From the entries below, extract every line that includes the word "Portugal".

Records for this exercise ▸
_ _ _ _ _ _ _

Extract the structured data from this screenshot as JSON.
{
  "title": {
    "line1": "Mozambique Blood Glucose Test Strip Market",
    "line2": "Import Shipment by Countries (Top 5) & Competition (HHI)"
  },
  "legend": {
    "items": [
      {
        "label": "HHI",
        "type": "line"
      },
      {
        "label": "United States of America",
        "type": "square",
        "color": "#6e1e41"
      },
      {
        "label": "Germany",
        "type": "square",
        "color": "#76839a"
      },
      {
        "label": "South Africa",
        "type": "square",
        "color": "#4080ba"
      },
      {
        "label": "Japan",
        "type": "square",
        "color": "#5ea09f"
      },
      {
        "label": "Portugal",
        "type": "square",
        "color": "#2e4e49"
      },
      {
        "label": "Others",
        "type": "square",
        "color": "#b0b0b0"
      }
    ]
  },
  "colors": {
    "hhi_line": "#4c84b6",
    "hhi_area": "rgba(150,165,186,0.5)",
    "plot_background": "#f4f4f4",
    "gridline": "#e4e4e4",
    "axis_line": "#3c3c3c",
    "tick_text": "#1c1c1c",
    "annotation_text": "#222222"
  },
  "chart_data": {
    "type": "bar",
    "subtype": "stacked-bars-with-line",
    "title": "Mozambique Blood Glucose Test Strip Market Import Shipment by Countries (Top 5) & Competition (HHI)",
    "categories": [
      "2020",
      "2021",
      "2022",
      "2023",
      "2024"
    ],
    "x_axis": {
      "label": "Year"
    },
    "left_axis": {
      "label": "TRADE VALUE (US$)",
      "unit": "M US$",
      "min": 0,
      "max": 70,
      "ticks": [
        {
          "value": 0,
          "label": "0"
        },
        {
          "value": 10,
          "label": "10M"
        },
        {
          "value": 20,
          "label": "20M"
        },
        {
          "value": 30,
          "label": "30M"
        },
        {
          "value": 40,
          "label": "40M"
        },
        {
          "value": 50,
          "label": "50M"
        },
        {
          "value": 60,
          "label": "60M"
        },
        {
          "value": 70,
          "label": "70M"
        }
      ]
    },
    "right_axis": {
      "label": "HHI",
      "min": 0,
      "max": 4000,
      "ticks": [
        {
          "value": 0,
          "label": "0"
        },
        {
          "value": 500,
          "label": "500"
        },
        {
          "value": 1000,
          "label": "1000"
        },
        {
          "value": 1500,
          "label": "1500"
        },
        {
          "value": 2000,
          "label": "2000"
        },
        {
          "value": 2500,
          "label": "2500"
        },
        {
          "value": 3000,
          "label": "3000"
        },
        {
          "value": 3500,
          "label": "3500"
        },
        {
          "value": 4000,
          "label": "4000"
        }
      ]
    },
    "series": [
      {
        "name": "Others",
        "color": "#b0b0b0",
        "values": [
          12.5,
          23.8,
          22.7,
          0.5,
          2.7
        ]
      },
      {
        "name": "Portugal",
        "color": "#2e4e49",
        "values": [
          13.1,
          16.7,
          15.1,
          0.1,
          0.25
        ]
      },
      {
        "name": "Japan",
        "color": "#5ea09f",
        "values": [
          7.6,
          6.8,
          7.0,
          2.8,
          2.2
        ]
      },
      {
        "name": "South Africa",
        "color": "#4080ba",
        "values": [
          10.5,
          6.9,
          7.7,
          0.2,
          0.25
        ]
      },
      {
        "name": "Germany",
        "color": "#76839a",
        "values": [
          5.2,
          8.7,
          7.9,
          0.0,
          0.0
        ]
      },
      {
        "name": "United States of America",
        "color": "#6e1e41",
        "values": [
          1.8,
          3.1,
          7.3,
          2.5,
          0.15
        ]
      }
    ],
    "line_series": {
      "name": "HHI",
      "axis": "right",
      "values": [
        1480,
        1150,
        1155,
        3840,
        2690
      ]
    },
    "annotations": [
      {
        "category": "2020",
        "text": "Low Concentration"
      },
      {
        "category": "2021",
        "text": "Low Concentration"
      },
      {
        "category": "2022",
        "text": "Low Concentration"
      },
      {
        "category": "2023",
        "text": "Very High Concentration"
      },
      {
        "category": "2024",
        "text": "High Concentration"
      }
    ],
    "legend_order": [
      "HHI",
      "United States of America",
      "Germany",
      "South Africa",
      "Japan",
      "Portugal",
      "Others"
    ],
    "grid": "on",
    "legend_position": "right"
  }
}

_ _ _ _ _ _ _

Full output ▸
        "label": "Portugal",
        "name": "Portugal",
      "Portugal",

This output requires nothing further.